Task brief
Find every line in the entries that holds the string "screenshot" and report it.

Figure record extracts
----
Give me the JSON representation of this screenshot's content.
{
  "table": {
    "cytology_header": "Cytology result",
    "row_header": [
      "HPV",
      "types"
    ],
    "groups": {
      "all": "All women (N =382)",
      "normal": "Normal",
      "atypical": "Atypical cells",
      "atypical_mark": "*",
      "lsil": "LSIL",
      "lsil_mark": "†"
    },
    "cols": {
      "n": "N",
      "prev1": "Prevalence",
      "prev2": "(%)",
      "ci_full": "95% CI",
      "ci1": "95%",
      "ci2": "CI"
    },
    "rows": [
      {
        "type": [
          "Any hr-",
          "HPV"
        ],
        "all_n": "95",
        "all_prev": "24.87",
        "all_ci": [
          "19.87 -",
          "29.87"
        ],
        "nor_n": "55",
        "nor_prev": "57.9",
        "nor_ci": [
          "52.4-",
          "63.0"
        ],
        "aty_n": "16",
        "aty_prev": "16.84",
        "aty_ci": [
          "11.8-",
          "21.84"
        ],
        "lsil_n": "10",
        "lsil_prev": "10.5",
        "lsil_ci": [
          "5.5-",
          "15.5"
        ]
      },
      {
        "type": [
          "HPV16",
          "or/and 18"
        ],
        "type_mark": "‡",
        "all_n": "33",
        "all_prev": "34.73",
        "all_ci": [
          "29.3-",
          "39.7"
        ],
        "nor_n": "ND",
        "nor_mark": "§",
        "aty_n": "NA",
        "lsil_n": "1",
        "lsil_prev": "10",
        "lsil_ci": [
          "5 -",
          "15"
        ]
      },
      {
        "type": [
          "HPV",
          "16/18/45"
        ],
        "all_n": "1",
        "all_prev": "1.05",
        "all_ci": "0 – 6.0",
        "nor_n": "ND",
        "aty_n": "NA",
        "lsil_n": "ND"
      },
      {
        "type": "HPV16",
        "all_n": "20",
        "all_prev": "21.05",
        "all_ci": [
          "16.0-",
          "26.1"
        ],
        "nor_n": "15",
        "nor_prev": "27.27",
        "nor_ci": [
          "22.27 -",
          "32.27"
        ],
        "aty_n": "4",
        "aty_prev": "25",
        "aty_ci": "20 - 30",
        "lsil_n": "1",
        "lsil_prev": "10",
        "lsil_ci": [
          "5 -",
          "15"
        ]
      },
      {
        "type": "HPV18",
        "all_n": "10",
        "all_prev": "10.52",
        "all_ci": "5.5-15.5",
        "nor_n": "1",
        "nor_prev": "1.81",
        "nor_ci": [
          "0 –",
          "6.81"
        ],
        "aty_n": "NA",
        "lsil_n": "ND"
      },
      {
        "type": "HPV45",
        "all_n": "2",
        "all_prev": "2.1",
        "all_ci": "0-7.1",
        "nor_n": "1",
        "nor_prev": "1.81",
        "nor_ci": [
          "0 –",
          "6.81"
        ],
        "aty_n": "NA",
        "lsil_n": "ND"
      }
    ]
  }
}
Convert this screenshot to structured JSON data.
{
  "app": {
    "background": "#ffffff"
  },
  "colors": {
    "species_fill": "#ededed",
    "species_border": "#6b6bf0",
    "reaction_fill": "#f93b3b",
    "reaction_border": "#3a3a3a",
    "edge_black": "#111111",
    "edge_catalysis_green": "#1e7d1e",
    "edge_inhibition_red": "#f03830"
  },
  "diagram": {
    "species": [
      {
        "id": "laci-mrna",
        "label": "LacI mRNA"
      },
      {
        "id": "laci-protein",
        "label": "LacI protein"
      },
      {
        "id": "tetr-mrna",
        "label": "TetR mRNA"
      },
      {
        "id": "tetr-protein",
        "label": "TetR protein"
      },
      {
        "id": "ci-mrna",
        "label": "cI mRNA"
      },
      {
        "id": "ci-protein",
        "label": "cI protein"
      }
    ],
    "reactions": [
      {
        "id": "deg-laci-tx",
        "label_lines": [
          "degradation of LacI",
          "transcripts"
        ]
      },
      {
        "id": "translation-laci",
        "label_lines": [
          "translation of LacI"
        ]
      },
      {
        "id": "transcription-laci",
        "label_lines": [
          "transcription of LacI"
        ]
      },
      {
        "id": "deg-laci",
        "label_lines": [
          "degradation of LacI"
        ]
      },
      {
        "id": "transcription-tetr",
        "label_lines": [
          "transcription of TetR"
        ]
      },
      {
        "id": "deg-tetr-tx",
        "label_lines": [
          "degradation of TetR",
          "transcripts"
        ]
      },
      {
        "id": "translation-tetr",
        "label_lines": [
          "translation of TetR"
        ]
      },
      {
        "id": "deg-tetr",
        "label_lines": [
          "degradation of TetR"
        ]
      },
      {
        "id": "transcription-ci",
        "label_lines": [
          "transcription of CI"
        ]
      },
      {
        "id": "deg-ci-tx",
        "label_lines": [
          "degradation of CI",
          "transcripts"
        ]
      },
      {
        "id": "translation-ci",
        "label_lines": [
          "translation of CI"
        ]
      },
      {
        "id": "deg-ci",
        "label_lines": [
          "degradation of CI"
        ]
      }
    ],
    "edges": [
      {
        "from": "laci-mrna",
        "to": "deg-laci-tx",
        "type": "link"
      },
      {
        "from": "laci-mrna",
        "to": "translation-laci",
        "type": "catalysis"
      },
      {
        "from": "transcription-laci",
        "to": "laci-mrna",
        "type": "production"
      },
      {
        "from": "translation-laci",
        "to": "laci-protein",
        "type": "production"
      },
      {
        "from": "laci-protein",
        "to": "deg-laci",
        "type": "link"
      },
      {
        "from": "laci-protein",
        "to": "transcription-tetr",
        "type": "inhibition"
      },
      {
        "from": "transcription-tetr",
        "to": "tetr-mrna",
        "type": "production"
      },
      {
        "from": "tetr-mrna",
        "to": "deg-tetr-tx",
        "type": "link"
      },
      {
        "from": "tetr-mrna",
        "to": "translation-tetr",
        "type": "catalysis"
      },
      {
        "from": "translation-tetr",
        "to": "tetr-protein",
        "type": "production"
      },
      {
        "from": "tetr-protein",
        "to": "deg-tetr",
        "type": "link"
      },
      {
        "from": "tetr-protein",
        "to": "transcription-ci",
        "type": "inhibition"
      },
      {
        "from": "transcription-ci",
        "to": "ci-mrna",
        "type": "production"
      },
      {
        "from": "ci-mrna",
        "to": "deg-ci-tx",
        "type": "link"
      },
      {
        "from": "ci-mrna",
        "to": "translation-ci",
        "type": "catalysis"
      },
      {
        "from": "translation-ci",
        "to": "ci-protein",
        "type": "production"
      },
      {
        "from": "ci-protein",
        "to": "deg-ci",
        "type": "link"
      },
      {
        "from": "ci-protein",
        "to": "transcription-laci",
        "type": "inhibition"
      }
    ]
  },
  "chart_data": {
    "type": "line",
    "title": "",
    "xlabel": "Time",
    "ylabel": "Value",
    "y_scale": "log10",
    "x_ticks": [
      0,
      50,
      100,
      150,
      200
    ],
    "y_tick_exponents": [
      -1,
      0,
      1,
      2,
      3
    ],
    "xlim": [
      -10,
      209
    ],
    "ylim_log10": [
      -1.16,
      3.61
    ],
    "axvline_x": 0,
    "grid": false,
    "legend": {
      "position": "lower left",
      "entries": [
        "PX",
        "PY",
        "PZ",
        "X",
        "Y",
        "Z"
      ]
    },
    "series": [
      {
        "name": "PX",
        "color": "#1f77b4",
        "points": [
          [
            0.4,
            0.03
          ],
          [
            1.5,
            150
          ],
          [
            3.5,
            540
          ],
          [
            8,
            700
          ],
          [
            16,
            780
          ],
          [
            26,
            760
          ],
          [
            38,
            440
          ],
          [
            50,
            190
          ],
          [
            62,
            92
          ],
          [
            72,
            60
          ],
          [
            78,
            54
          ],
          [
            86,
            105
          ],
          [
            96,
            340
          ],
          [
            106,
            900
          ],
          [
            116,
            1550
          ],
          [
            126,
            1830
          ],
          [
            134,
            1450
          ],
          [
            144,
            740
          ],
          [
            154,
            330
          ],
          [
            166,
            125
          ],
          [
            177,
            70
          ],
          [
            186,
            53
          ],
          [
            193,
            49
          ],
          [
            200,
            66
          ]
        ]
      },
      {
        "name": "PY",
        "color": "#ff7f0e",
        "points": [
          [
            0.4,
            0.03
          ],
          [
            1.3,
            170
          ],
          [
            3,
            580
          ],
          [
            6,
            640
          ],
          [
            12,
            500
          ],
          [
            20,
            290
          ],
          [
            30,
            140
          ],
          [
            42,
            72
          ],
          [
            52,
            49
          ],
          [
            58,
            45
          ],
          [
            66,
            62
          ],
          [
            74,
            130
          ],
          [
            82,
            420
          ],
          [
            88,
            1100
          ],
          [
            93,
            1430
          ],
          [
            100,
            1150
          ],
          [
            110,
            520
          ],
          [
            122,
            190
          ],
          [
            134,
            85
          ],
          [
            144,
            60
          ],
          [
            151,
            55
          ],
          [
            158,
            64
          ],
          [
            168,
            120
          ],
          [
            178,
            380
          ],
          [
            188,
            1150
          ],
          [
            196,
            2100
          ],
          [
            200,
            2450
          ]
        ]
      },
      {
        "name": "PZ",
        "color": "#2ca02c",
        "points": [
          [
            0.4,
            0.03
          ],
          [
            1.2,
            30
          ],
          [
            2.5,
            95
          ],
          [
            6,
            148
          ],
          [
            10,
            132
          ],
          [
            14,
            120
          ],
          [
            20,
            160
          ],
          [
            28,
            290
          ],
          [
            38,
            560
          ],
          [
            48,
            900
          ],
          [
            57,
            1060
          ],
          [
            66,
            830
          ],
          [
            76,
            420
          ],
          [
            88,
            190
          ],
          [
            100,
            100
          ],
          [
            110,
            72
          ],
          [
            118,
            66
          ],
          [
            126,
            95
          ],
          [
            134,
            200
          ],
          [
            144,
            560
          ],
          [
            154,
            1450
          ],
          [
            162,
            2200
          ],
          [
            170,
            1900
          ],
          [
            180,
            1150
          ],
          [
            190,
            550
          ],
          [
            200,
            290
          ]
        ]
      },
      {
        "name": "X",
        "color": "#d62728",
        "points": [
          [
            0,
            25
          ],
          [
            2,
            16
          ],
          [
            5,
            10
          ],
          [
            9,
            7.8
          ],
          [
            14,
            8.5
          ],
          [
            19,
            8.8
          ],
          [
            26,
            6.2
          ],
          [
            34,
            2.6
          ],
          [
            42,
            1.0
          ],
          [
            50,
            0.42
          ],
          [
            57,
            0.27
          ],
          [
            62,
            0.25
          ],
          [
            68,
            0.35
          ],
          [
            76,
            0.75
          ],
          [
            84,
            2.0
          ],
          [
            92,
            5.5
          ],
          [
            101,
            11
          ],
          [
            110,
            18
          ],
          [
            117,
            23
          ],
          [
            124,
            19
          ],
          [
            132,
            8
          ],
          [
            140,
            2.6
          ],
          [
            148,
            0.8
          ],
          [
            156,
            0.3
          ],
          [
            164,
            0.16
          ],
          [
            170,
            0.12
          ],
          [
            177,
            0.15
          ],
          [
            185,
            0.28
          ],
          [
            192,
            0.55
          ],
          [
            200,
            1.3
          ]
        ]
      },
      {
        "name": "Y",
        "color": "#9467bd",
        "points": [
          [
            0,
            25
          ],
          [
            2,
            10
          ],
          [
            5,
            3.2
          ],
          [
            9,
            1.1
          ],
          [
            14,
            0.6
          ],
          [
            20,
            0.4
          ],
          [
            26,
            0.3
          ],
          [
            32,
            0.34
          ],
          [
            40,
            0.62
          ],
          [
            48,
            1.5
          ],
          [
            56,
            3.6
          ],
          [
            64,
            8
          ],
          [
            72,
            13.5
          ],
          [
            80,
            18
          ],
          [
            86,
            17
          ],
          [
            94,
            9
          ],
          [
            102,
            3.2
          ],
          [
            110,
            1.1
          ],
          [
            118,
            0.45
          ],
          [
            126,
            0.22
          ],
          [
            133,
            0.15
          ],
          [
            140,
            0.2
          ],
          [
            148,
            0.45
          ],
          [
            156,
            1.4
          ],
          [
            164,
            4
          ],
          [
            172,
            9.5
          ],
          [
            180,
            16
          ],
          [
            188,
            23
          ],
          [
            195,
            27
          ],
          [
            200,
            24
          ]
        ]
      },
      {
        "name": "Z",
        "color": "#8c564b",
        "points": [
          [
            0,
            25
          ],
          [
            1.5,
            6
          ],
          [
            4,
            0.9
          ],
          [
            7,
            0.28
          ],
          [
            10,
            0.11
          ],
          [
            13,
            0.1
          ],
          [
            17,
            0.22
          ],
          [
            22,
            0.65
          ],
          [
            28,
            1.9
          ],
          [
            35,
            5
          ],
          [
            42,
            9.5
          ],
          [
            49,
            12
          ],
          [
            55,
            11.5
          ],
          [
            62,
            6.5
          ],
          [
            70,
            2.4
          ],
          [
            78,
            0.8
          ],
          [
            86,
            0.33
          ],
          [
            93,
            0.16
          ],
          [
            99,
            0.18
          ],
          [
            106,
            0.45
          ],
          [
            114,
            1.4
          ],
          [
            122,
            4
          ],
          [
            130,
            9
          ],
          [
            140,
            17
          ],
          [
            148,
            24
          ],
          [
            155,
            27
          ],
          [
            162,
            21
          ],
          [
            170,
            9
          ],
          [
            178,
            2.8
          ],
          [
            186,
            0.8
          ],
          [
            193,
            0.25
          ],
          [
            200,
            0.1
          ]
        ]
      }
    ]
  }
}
----
Exercise response
Give me the JSON representation of this screenshot's content.
Convert this screenshot to structured JSON data.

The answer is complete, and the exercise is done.